▶ **Dataset records**
☆ ☆ ☆ ☆ ☆

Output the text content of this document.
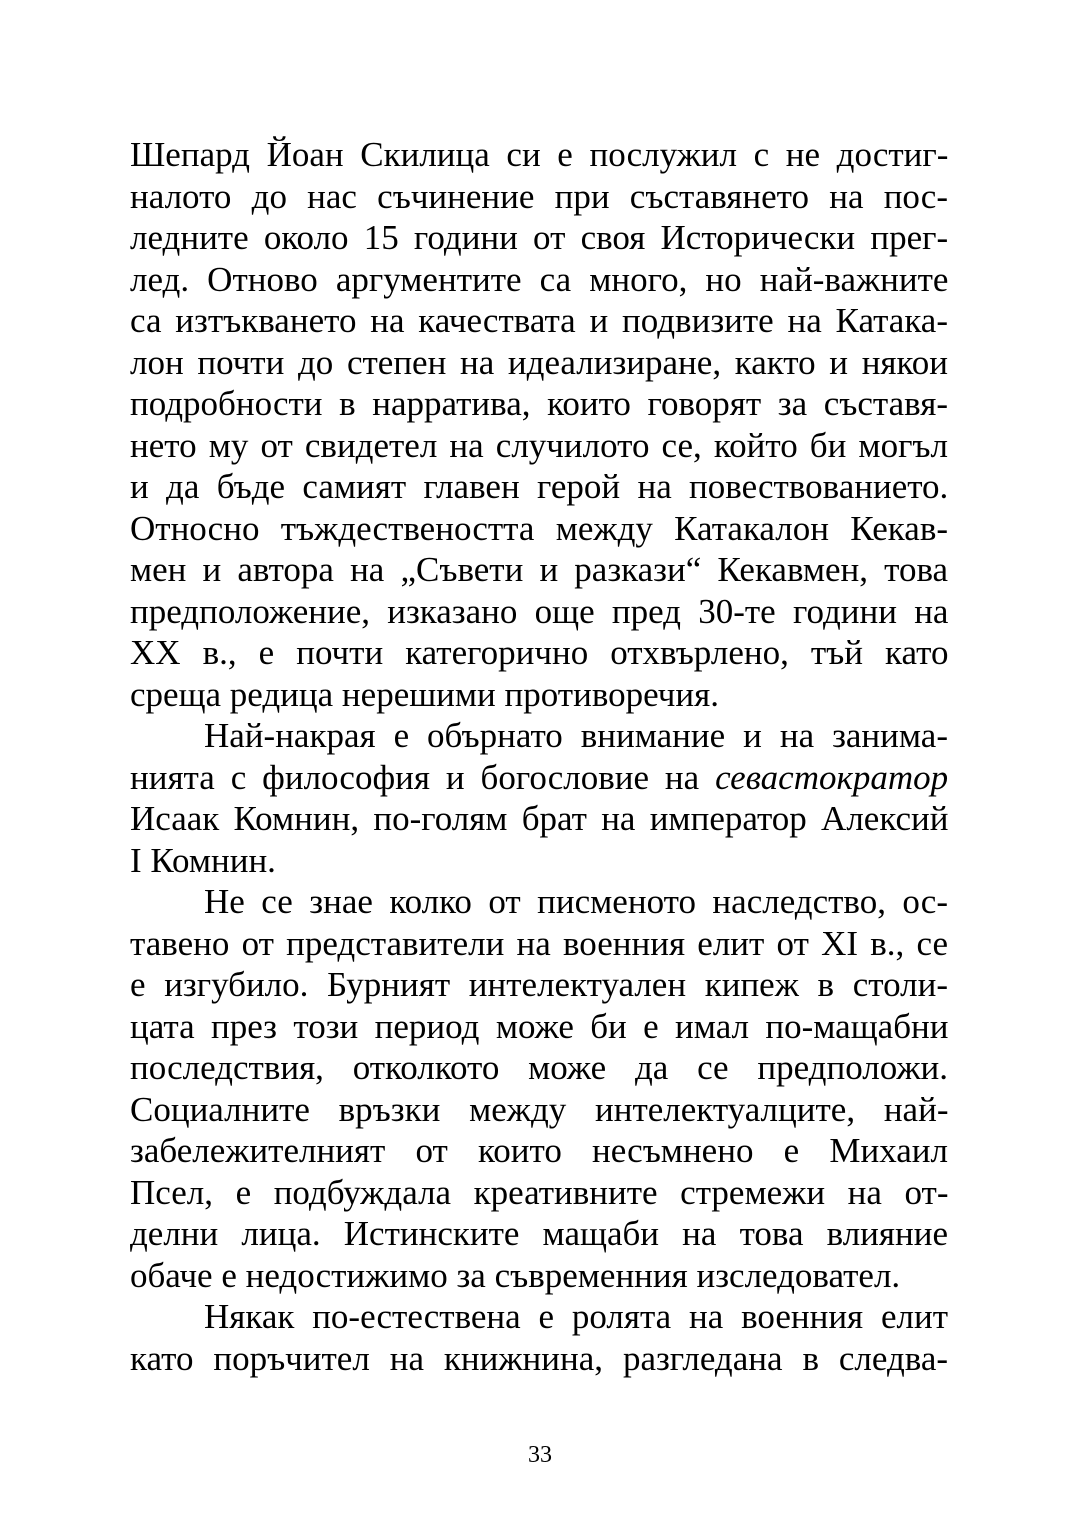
Шепард Йоан Скилица си е послужил с не достиг-
налото до нас съчинение при съставянето на пос-
ледните около 15 години от своя Исторически прег-
лед. Отново аргументите са много, но най-важните
са изтъкването на качествата и подвизите на Катака-
лон почти до степен на идеализиране, както и някои
подробности в нарратива, които говорят за съставя-
нето му от свидетел на случилото се, който би могъл
и да бъде самият главен герой на повествованието.
Относно тъждествеността между Катакалон Кекав-
мен и автора на „Съвети и разкази“ Кекавмен, това
предположение, изказано още пред 30-те години на
XX в., е почти категорично отхвърлено, тъй като
среща редица нерешими противоречия.
Най-накрая е обърнато внимание и на занима-
нията с философия и богословие на севастократор
Исаак Комнин, по-голям брат на император Алексий
I Комнин.
Не се знае колко от писменото наследство, ос-
тавено от представители на военния елит от XI в., се
е изгубило. Бурният интелектуален кипеж в столи-
цата през този период може би е имал по-мащабни
последствия, отколкото може да се предположи.
Социалните връзки между интелектуалците, най-
забележителният от които несъмнено е Михаил
Псел, е подбуждала креативните стремежи на от-
делни лица. Истинските мащаби на това влияние
обаче е недостижимо за съвременния изследовател.
Някак по-естествена е ролята на военния елит
като поръчител на книжнина, разгледана в следва-
33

☆ ☆ ☆ ☆ ☆

▶ **Direction**
All records should be output exactly, with the pictures left out.

▶ **Task result**
Output the text content of this document.
Шепард Йоан Скилица си е послужил с не достиг-
налото до нас съчинение при съставянето на пос-
ледните около 15 години от своя Исторически прег-
лед. Отново аргументите са много, но най-важните
са изтъкването на качествата и подвизите на Катака-
лон почти до степен на идеализиране, както и някои
подробности в нарратива, които говорят за съставя-
нето му от свидетел на случилото се, който би могъл
и да бъде самият главен герой на повествованието.
Относно тъждествеността между Катакалон Кекав-
мен и автора на „Съвети и разкази“ Кекавмен, това
предположение, изказано още пред 30-те години на
XX в., е почти категорично отхвърлено, тъй като
среща редица нерешими противоречия.
Най-накрая е обърнато внимание и на занима-
нията с философия и богословие на севастократор
Исаак Комнин, по-голям брат на император Алексий
I Комнин.
Не се знае колко от писменото наследство, ос-
тавено от представители на военния елит от XI в., се
е изгубило. Бурният интелектуален кипеж в столи-
цата през този период може би е имал по-мащабни
последствия, отколкото може да се предположи.
Социалните връзки между интелектуалците, най-
забележителният от които несъмнено е Михаил
Псел, е подбуждала креативните стремежи на от-
делни лица. Истинските мащаби на това влияние
обаче е недостижимо за съвременния изследовател.
Някак по-естествена е ролята на военния елит
като поръчител на книжнина, разгледана в следва-
33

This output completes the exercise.